**Records shown:**

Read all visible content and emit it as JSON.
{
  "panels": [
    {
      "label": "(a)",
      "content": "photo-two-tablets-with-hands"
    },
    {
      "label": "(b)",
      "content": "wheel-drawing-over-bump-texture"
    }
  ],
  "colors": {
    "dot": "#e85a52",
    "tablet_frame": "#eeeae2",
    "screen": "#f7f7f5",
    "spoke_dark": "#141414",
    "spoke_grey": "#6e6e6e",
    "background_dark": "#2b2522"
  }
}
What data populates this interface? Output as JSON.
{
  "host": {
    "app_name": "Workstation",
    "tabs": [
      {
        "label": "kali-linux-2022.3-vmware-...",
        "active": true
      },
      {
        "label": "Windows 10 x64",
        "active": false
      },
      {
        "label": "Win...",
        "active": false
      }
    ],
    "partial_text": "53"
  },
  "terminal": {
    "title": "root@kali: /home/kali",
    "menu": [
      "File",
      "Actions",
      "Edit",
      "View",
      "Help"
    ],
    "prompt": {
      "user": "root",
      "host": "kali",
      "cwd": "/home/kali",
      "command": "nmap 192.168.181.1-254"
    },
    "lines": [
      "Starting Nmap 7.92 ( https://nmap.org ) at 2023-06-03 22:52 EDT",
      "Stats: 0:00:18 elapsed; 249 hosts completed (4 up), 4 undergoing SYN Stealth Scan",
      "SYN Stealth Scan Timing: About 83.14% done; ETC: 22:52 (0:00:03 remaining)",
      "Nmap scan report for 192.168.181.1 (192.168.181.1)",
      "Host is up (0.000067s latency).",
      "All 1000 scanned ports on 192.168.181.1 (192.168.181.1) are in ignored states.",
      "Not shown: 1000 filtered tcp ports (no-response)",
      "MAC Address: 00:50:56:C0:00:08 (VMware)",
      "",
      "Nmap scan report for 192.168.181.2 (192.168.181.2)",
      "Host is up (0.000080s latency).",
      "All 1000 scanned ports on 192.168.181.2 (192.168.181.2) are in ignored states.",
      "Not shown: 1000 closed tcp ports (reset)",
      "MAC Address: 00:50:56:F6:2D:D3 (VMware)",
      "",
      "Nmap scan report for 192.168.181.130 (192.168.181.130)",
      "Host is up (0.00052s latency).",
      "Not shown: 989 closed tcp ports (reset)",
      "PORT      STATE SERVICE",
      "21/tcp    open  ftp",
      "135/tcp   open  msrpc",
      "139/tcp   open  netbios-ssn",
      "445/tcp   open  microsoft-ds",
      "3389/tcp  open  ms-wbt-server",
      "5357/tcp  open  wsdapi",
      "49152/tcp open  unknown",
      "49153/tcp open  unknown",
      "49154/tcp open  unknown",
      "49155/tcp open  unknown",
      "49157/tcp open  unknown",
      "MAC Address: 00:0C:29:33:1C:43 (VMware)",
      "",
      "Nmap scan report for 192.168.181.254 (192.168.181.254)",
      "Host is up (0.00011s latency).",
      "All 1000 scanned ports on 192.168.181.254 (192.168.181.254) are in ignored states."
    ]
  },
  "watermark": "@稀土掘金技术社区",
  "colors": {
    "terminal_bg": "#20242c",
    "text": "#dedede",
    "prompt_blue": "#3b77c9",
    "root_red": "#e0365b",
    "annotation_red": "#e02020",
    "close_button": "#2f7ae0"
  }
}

**Exercise directions:**
Find all lines with "JSON" in them and copy each one.

**Task output:**
Read all visible content and emit it as JSON.
What data populates this interface? Output as JSON.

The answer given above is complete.